- OBJECTIVE
Using the data beneath, show every line that includes the word "searches".

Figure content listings
○ ○ ○ ○ ○ ○ ○

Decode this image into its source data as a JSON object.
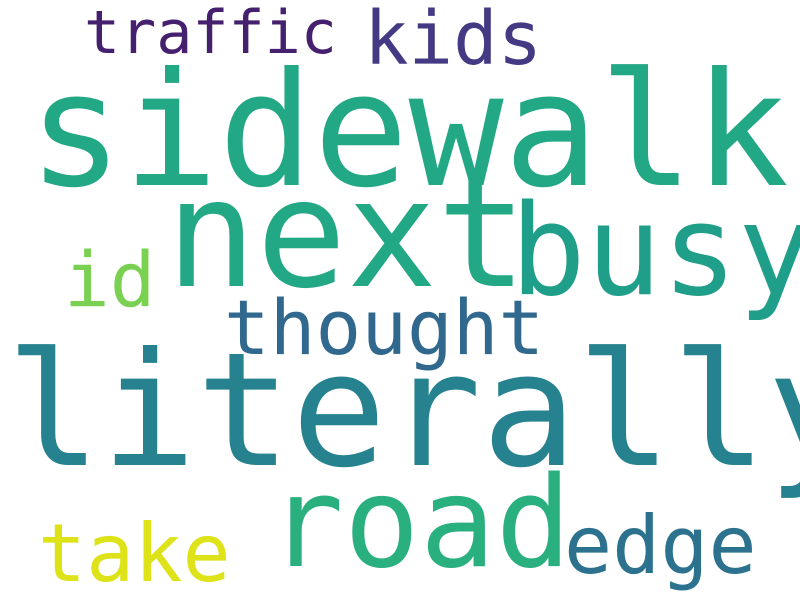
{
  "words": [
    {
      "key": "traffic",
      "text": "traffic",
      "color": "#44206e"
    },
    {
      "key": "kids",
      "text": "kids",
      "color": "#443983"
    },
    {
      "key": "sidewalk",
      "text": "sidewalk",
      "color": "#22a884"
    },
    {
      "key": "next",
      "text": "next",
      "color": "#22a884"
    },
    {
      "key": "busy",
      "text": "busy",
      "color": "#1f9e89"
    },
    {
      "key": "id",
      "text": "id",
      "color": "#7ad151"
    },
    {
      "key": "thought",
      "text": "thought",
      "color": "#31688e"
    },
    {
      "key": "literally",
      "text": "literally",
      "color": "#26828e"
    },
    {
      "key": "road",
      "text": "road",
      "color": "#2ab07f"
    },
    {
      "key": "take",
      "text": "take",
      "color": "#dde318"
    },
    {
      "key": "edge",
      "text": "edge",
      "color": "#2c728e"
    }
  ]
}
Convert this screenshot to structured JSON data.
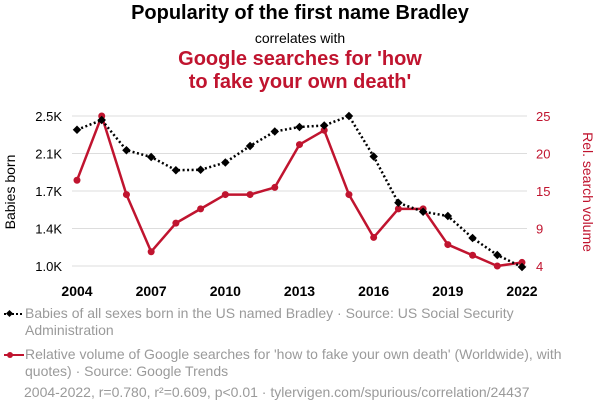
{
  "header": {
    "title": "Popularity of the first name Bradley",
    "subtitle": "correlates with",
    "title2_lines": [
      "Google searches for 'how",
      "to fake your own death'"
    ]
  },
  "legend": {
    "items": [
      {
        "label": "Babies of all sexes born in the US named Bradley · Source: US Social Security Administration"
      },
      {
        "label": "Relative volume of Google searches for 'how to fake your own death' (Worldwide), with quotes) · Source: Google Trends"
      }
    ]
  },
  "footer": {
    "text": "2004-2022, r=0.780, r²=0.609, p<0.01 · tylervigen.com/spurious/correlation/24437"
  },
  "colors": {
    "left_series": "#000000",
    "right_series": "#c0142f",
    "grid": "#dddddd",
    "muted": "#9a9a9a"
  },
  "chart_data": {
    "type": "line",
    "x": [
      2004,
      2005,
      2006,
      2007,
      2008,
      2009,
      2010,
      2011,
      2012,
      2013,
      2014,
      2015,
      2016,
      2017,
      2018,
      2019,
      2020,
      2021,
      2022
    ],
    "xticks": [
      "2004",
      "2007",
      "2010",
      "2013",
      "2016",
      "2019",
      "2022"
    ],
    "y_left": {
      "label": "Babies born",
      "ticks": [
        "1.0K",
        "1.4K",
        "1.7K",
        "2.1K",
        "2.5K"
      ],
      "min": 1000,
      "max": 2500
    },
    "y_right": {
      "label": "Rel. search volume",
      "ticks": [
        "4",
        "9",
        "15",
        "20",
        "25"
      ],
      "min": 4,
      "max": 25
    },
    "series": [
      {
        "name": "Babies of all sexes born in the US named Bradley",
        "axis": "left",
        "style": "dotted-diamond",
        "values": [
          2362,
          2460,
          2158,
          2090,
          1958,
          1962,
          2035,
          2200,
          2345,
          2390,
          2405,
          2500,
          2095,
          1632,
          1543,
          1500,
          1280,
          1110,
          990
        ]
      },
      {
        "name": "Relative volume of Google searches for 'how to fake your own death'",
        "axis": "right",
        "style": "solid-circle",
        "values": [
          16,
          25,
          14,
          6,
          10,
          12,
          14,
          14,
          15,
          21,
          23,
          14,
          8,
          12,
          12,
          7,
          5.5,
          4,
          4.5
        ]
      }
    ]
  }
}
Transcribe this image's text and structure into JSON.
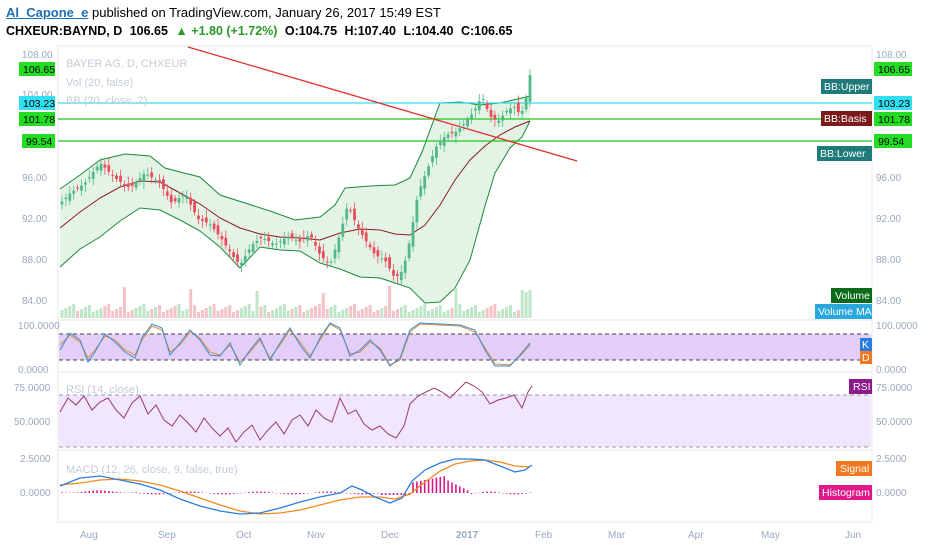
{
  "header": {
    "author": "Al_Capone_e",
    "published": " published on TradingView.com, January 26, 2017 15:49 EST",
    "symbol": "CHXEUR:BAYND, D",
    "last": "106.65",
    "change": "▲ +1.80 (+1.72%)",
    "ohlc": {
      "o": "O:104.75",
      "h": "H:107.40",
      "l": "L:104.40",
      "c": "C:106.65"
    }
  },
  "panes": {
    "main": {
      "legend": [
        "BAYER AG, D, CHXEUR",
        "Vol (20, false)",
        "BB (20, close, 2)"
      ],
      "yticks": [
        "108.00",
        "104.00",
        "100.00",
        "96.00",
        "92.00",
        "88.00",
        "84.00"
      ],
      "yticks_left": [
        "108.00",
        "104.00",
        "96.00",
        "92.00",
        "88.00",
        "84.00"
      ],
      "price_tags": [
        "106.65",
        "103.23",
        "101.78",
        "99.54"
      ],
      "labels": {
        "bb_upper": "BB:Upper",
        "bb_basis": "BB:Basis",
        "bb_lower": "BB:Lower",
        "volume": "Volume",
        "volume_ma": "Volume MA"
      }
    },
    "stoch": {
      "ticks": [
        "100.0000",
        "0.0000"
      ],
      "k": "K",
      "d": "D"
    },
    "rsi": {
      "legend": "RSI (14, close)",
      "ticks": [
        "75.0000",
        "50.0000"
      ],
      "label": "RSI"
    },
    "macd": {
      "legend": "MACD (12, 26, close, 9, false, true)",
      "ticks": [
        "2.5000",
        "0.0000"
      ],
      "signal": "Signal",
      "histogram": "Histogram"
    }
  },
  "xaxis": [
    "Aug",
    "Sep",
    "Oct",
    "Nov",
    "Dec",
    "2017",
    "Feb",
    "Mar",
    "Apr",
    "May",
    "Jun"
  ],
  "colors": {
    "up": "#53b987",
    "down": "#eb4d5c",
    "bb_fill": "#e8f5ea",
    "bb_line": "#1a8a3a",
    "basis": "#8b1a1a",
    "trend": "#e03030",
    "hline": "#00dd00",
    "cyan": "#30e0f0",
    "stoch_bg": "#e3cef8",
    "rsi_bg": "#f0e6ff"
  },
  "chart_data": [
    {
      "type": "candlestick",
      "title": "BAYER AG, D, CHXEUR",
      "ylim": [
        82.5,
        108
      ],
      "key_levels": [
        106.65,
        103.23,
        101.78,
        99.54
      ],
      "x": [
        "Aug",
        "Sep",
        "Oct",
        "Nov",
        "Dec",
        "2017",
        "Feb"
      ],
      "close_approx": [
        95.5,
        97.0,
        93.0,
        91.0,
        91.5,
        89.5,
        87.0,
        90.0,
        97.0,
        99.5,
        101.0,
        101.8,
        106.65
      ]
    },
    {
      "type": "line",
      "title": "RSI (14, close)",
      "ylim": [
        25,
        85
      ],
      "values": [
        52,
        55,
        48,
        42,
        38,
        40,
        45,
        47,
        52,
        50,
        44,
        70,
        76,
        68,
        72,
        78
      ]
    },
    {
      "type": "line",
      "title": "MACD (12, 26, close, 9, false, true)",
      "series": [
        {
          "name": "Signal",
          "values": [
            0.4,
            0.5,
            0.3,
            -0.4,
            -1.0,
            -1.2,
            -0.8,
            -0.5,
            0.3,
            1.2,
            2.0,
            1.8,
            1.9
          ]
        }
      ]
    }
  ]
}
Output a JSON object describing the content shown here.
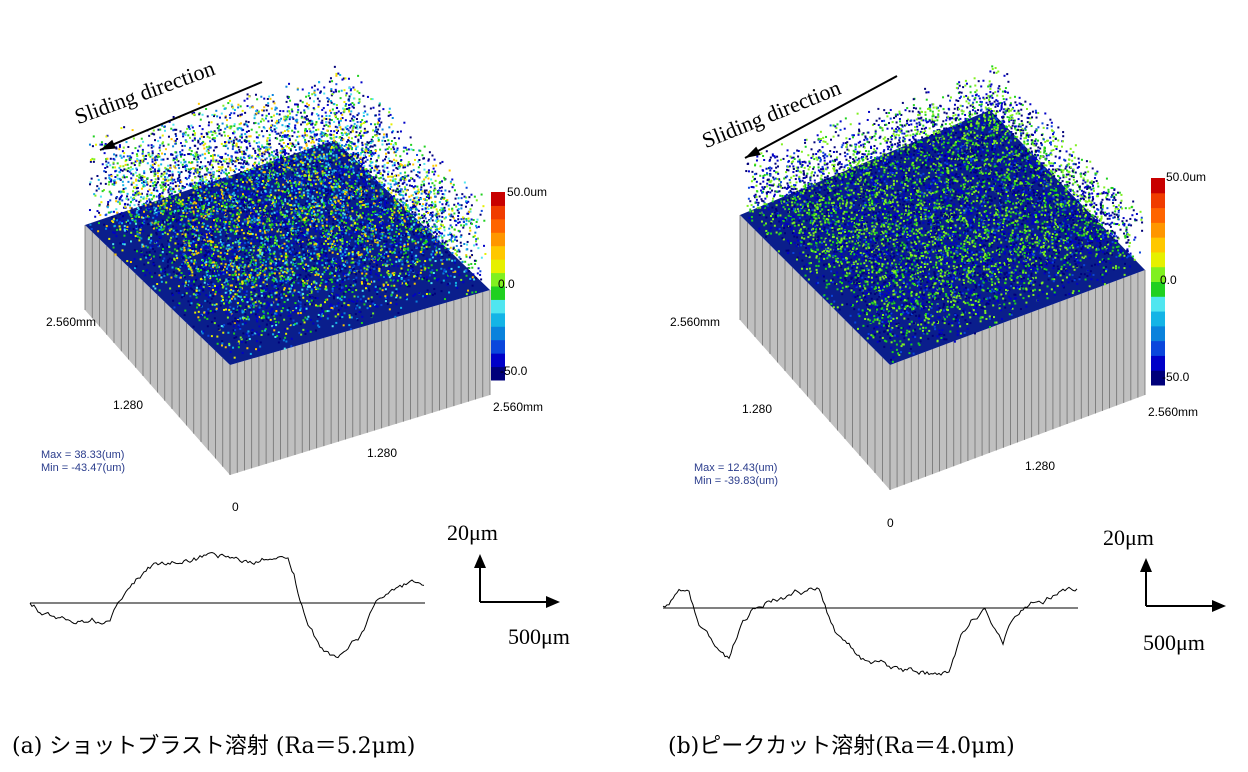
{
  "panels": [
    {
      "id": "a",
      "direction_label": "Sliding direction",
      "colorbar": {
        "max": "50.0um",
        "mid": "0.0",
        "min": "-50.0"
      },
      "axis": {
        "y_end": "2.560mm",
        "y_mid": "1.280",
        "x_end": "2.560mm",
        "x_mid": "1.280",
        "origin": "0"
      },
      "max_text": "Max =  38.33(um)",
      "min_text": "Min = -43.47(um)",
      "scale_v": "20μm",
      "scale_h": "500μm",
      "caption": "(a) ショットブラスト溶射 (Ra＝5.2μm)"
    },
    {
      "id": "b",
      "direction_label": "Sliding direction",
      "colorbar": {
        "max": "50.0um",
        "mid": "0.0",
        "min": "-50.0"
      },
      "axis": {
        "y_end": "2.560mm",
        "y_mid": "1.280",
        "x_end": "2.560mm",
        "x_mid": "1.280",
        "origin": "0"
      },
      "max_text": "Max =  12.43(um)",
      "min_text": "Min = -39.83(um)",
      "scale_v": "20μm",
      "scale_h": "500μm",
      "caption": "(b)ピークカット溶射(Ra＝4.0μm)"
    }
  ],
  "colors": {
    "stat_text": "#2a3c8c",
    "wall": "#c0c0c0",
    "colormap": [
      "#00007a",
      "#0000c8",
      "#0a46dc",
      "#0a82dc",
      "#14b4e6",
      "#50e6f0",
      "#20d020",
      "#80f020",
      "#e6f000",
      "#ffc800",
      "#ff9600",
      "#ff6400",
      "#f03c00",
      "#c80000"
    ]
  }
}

○ ○ ○ ○ ○ ○ ○

- SOLUTION TO THIS EXERCISE
      "Google searches for 'how",
        "label": "Relative volume of Google searches for 'how to fake your own death' (Worldwide), with quotes) · Source: Google Trends"
        "name": "Relative volume of Google searches for 'how to fake your own death'",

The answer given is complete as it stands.